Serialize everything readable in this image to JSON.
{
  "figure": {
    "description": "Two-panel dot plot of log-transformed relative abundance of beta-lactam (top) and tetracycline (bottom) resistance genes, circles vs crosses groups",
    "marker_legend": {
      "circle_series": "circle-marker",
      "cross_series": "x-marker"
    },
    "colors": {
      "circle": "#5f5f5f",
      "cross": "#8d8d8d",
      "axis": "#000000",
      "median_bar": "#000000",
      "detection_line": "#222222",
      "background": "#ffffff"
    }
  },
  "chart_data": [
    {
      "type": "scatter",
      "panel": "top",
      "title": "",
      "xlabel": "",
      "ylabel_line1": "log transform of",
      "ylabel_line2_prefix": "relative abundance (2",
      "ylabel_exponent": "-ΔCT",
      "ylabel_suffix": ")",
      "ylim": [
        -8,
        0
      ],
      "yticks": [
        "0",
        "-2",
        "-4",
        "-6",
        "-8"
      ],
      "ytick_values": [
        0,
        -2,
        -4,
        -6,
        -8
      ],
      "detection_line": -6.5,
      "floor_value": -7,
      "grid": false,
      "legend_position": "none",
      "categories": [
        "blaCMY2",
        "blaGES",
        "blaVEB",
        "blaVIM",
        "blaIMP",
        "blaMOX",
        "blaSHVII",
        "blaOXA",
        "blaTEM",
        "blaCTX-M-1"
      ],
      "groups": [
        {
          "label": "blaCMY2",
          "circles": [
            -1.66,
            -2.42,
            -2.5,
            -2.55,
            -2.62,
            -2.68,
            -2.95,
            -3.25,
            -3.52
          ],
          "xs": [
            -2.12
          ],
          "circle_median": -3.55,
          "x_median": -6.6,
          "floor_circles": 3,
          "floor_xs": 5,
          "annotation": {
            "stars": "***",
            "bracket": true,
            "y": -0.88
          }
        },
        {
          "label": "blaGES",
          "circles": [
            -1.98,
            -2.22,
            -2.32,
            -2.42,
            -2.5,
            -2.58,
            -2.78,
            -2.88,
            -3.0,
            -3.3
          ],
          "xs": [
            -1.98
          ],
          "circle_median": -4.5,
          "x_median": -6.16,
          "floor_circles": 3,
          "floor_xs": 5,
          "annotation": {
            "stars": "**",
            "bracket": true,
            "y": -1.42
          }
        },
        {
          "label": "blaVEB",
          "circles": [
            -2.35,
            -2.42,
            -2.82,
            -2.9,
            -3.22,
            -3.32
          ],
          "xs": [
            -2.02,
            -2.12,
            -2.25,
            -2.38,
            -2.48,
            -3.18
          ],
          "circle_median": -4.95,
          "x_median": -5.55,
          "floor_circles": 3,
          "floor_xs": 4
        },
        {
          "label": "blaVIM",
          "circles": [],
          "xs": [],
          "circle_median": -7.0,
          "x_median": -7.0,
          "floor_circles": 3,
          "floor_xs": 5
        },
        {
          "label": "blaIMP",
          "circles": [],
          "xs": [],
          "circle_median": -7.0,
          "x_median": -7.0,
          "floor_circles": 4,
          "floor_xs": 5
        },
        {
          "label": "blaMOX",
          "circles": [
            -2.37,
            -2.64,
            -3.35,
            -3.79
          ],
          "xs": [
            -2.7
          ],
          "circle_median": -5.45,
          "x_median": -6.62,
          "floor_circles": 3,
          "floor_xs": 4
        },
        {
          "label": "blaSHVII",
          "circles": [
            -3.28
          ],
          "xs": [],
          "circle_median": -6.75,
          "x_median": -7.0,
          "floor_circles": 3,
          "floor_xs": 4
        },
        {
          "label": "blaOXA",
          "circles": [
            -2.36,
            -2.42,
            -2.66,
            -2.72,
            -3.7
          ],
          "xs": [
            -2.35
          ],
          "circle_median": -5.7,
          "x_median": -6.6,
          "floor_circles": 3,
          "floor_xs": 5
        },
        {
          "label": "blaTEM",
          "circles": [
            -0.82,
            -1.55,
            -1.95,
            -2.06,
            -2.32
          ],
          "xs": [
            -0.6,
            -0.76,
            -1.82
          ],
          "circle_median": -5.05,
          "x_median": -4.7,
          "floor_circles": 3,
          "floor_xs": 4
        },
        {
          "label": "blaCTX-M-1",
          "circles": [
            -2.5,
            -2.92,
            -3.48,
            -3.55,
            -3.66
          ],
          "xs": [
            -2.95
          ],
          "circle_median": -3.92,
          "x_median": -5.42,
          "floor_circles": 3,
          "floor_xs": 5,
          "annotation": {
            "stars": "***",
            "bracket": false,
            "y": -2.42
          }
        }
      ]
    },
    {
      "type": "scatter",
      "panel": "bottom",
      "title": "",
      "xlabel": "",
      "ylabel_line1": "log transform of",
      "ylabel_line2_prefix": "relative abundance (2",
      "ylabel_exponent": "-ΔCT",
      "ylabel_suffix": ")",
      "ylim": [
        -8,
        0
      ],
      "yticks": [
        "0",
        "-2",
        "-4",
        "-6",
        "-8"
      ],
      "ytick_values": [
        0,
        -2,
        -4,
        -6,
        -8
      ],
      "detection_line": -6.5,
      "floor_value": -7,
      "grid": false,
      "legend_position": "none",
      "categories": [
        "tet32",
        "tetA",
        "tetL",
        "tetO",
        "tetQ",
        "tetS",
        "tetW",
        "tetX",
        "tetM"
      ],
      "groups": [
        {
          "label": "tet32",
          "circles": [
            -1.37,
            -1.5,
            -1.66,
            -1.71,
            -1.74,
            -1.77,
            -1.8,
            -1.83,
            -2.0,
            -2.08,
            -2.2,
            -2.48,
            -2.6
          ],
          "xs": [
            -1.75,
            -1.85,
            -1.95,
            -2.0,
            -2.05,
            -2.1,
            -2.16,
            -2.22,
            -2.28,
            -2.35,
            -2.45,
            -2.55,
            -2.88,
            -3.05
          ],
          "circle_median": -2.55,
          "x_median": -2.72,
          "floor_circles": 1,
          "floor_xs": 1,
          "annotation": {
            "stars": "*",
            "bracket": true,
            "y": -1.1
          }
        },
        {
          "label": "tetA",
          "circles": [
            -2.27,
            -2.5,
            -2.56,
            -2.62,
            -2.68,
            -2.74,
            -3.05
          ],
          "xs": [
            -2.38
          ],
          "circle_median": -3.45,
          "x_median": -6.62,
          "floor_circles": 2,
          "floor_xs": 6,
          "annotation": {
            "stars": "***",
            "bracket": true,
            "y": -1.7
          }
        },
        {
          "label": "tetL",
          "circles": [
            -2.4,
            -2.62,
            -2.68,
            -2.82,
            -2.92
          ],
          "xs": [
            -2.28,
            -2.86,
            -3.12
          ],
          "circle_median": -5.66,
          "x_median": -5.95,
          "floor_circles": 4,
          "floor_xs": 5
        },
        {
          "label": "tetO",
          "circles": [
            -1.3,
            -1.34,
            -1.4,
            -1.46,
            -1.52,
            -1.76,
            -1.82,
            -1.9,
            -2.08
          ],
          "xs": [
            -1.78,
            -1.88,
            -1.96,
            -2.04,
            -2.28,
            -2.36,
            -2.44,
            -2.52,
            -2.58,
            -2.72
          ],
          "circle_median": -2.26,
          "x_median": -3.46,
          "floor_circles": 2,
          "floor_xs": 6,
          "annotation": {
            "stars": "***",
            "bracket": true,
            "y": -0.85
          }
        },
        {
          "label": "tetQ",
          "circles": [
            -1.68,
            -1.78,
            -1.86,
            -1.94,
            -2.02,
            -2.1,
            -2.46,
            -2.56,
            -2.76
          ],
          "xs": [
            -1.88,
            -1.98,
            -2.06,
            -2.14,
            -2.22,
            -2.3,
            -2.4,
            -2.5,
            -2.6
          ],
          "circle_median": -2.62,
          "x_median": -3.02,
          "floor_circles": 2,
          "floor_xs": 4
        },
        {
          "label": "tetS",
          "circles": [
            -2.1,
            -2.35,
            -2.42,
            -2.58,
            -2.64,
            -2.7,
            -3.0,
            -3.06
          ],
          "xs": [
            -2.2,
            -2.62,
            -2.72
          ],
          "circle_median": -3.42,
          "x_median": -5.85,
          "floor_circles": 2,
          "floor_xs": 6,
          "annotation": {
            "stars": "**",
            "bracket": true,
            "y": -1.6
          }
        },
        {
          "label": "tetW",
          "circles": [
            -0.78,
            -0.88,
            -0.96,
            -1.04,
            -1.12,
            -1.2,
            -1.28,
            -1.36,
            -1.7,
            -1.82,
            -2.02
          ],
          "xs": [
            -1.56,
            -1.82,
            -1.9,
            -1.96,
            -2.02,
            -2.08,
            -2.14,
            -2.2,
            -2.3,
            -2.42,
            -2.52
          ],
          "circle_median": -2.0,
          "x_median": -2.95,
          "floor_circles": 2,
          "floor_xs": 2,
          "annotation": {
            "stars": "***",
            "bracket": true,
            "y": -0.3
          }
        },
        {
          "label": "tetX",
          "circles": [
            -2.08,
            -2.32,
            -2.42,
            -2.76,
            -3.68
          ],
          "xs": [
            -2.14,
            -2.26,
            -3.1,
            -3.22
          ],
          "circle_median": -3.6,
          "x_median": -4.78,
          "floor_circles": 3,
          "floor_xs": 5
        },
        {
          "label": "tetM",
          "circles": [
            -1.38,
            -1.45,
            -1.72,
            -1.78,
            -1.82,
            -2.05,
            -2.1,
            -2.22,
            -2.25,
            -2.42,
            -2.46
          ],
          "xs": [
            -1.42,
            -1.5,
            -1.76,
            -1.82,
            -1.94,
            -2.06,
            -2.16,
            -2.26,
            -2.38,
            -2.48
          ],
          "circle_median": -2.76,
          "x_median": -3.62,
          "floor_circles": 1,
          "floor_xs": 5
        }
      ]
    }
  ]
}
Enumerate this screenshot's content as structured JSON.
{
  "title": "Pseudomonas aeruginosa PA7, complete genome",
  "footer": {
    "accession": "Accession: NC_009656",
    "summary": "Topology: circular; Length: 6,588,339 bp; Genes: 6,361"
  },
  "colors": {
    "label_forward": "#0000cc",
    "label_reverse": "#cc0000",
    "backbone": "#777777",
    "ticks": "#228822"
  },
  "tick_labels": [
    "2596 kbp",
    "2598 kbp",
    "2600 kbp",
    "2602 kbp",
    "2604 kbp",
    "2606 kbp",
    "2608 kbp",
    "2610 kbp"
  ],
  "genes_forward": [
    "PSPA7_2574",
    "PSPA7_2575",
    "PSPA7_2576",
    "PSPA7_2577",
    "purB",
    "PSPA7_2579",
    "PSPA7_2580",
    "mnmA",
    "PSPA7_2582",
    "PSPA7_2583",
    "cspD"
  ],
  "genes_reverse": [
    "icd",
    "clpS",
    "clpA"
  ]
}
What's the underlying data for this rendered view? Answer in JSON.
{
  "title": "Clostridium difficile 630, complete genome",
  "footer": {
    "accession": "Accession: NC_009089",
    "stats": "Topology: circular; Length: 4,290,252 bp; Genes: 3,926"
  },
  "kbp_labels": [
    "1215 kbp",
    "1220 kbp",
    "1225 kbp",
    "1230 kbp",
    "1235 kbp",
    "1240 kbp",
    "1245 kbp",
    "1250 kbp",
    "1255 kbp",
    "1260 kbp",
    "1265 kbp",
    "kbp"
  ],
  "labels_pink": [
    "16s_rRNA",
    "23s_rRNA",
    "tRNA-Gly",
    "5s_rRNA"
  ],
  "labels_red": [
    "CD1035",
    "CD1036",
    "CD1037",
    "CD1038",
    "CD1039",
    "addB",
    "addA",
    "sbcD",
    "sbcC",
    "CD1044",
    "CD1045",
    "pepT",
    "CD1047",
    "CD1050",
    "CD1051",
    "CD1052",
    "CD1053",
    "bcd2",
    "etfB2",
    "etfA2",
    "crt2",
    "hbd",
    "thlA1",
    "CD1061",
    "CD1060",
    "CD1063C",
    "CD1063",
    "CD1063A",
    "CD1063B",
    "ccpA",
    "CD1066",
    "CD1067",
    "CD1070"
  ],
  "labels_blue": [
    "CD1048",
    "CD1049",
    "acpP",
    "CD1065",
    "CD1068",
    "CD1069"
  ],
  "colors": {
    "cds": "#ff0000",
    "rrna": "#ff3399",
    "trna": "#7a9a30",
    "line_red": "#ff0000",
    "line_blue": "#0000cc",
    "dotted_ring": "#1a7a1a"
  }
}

***

Above are the records; copy every line in them that holds the word "circular".

(WRITTEN SOLUTION)
    "summary": "Topology: circular; Length: 6,588,339 bp; Genes: 6,361"
    "stats": "Topology: circular; Length: 4,290,252 bp; Genes: 3,926"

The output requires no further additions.